Source records:
-------
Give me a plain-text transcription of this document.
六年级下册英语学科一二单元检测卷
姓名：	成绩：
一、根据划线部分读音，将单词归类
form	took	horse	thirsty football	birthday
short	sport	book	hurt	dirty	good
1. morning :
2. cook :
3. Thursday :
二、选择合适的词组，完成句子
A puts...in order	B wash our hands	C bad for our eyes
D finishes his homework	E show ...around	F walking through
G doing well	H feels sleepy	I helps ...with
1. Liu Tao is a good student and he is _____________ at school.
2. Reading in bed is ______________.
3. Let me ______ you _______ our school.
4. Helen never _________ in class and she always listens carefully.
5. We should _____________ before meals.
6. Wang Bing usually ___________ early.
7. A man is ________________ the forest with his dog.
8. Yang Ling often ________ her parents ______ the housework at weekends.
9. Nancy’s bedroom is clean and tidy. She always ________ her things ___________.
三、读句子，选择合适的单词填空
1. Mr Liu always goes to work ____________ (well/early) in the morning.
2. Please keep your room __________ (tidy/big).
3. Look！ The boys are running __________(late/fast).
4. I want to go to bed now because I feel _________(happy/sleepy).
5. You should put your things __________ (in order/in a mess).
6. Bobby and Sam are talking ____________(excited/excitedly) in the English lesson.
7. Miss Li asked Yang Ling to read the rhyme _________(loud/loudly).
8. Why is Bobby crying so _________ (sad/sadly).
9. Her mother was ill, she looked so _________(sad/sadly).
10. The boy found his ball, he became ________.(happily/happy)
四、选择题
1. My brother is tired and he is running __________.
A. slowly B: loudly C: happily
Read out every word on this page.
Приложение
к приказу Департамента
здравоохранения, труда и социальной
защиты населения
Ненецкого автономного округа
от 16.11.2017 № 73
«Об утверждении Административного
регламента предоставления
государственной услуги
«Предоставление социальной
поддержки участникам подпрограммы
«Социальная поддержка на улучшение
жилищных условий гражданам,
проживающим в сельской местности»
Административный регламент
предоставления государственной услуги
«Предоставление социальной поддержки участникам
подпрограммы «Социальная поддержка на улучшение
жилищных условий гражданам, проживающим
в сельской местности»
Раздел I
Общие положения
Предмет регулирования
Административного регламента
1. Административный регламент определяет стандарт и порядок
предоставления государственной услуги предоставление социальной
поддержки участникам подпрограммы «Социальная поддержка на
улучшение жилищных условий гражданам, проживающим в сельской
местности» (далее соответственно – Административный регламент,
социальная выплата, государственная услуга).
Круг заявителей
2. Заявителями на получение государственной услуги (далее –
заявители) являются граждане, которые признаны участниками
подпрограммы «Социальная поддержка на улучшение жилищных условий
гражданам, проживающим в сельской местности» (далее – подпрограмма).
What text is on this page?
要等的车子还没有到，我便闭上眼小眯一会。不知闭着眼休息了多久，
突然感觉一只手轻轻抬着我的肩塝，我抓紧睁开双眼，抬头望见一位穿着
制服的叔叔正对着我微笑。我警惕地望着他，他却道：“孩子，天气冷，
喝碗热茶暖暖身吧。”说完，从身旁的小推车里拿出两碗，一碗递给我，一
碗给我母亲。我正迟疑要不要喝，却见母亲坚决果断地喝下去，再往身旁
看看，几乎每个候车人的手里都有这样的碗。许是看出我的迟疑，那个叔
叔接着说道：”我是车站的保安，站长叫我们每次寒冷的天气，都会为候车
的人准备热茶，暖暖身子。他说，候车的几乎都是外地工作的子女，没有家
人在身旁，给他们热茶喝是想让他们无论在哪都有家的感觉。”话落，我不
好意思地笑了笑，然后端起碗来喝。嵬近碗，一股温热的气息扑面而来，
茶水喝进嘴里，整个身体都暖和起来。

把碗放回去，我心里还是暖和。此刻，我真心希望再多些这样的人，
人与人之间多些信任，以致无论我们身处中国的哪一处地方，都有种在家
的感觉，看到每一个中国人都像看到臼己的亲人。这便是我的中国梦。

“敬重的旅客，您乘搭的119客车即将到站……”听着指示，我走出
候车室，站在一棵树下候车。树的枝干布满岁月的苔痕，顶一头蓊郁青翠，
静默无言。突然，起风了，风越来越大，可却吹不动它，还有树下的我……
-------
What the exercise asks:
Give back the whole listing exactly as it reads.

Response:
Give me a plain-text transcription of this document.
六年级下册英语学科一二单元检测卷
姓名：	成绩：
一、根据划线部分读音，将单词归类
form	took	horse	thirsty football	birthday
short	sport	book	hurt	dirty	good
1. morning :
2. cook :
3. Thursday :
二、选择合适的词组，完成句子
A puts...in order	B wash our hands	C bad for our eyes
D finishes his homework	E show ...around	F walking through
G doing well	H feels sleepy	I helps ...with
1. Liu Tao is a good student and he is _____________ at school.
2. Reading in bed is ______________.
3. Let me ______ you _______ our school.
4. Helen never _________ in class and she always listens carefully.
5. We should _____________ before meals.
6. Wang Bing usually ___________ early.
7. A man is ________________ the forest with his dog.
8. Yang Ling often ________ her parents ______ the housework at weekends.
9. Nancy’s bedroom is clean and tidy. She always ________ her things ___________.
三、读句子，选择合适的单词填空
1. Mr Liu always goes to work ____________ (well/early) in the morning.
2. Please keep your room __________ (tidy/big).
3. Look！ The boys are running __________(late/fast).
4. I want to go to bed now because I feel _________(happy/sleepy).
5. You should put your things __________ (in order/in a mess).
6. Bobby and Sam are talking ____________(excited/excitedly) in the English lesson.
7. Miss Li asked Yang Ling to read the rhyme _________(loud/loudly).
8. Why is Bobby crying so _________ (sad/sadly).
9. Her mother was ill, she looked so _________(sad/sadly).
10. The boy found his ball, he became ________.(happily/happy)
四、选择题
1. My brother is tired and he is running __________.
A. slowly B: loudly C: happily
Read out every word on this page.
Приложение
к приказу Департамента
здравоохранения, труда и социальной
защиты населения
Ненецкого автономного округа
от 16.11.2017 № 73
«Об утверждении Административного
регламента предоставления
государственной услуги
«Предоставление социальной
поддержки участникам подпрограммы
«Социальная поддержка на улучшение
жилищных условий гражданам,
проживающим в сельской местности»
Административный регламент
предоставления государственной услуги
«Предоставление социальной поддержки участникам
подпрограммы «Социальная поддержка на улучшение
жилищных условий гражданам, проживающим
в сельской местности»
Раздел I
Общие положения
Предмет регулирования
Административного регламента
1. Административный регламент определяет стандарт и порядок
предоставления государственной услуги предоставление социальной
поддержки участникам подпрограммы «Социальная поддержка на
улучшение жилищных условий гражданам, проживающим в сельской
местности» (далее соответственно – Административный регламент,
социальная выплата, государственная услуга).
Круг заявителей
2. Заявителями на получение государственной услуги (далее –
заявители) являются граждане, которые признаны участниками
подпрограммы «Социальная поддержка на улучшение жилищных условий
гражданам, проживающим в сельской местности» (далее – подпрограмма).
What text is on this page?
要等的车子还没有到，我便闭上眼小眯一会。不知闭着眼休息了多久，
突然感觉一只手轻轻抬着我的肩塝，我抓紧睁开双眼，抬头望见一位穿着
制服的叔叔正对着我微笑。我警惕地望着他，他却道：“孩子，天气冷，
喝碗热茶暖暖身吧。”说完，从身旁的小推车里拿出两碗，一碗递给我，一
碗给我母亲。我正迟疑要不要喝，却见母亲坚决果断地喝下去，再往身旁
看看，几乎每个候车人的手里都有这样的碗。许是看出我的迟疑，那个叔
叔接着说道：”我是车站的保安，站长叫我们每次寒冷的天气，都会为候车
的人准备热茶，暖暖身子。他说，候车的几乎都是外地工作的子女，没有家
人在身旁，给他们热茶喝是想让他们无论在哪都有家的感觉。”话落，我不
好意思地笑了笑，然后端起碗来喝。嵬近碗，一股温热的气息扑面而来，
茶水喝进嘴里，整个身体都暖和起来。

把碗放回去，我心里还是暖和。此刻，我真心希望再多些这样的人，
人与人之间多些信任，以致无论我们身处中国的哪一处地方，都有种在家
的感觉，看到每一个中国人都像看到臼己的亲人。这便是我的中国梦。

“敬重的旅客，您乘搭的119客车即将到站……”听着指示，我走出
候车室，站在一棵树下候车。树的枝干布满岁月的苔痕，顶一头蓊郁青翠，
静默无言。突然，起风了，风越来越大，可却吹不动它，还有树下的我……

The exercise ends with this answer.